### Short problem:
Check each line of the listing, and copy it if it contains the word "methods".

Stored records

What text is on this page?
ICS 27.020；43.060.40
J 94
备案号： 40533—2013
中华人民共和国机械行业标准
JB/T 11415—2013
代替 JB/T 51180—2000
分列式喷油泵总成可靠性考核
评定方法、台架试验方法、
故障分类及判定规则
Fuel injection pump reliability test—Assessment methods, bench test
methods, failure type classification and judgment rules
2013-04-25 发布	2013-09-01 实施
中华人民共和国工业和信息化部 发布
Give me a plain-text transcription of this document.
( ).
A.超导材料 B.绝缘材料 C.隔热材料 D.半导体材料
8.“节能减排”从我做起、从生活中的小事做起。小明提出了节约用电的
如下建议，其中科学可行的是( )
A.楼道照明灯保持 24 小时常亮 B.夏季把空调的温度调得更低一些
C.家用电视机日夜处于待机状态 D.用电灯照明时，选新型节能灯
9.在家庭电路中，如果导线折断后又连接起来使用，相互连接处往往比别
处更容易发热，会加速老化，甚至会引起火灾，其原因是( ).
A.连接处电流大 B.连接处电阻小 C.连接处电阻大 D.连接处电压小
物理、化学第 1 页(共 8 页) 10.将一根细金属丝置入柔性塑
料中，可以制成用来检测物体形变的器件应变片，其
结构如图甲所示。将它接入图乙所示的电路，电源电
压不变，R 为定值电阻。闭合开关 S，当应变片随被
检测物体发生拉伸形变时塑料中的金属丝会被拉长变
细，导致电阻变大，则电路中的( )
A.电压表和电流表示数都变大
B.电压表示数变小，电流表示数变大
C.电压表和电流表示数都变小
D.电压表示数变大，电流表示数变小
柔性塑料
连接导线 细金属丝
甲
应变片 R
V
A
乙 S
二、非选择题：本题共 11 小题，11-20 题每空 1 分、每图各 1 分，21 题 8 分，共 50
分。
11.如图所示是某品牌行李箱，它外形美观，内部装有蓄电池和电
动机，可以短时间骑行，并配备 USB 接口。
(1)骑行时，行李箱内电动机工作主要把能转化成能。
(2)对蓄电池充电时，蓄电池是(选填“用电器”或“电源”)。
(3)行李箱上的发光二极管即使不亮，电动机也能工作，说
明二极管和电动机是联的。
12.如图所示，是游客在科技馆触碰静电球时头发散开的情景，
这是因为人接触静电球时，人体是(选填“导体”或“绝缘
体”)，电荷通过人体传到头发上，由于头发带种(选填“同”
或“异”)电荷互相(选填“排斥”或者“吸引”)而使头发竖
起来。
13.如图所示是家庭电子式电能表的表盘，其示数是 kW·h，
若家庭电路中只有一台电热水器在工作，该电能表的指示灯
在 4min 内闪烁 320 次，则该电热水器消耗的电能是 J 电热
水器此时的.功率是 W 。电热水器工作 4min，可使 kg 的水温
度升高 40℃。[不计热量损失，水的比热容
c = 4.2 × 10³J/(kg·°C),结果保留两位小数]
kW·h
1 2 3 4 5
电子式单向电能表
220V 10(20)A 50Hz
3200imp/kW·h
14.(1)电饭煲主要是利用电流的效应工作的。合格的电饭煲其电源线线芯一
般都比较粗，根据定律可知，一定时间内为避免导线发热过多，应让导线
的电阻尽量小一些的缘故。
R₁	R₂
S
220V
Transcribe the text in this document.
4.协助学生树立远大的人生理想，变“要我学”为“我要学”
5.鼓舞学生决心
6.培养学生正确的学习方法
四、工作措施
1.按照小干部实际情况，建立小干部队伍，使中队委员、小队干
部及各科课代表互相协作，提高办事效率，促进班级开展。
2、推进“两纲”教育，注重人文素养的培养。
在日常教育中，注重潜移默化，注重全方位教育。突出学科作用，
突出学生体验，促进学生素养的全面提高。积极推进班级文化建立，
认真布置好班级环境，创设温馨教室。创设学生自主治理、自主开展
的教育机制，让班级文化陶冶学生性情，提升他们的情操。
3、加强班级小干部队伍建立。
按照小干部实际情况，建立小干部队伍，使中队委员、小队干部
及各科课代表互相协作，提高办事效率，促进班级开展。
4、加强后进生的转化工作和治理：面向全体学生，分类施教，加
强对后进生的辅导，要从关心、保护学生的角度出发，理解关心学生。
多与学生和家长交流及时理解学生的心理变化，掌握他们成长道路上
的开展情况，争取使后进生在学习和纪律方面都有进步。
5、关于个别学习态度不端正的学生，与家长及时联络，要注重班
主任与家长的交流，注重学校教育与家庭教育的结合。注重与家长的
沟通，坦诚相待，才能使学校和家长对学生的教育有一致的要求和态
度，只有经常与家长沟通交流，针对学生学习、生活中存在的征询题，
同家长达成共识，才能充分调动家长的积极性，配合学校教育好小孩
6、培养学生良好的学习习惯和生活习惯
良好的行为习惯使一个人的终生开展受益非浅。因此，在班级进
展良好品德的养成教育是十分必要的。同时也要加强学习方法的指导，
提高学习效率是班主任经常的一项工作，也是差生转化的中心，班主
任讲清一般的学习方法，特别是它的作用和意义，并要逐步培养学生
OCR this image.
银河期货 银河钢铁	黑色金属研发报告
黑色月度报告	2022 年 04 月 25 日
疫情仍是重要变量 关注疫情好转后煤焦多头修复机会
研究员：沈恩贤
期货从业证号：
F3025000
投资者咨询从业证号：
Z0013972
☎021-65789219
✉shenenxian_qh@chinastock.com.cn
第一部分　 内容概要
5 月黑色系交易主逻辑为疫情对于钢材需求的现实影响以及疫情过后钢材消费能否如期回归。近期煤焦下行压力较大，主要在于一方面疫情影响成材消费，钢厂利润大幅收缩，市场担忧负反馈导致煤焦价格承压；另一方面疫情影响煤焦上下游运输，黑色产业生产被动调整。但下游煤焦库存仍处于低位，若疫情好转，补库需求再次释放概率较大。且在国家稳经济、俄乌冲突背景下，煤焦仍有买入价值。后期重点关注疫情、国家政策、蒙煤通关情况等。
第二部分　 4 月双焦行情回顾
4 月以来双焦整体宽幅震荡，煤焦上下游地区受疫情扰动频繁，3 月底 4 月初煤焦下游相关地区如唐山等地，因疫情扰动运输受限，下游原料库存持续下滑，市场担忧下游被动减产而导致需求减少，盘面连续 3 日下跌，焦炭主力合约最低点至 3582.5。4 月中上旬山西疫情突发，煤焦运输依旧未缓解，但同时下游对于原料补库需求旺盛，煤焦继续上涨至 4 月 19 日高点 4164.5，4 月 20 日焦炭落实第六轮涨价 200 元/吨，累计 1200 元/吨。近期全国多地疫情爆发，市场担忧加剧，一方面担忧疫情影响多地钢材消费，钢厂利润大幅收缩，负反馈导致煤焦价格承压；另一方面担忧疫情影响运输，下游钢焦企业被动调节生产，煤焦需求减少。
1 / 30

### Solution to this task:
Fuel injection pump reliability test—Assessment methods, bench test
methods, failure type classification and judgment rules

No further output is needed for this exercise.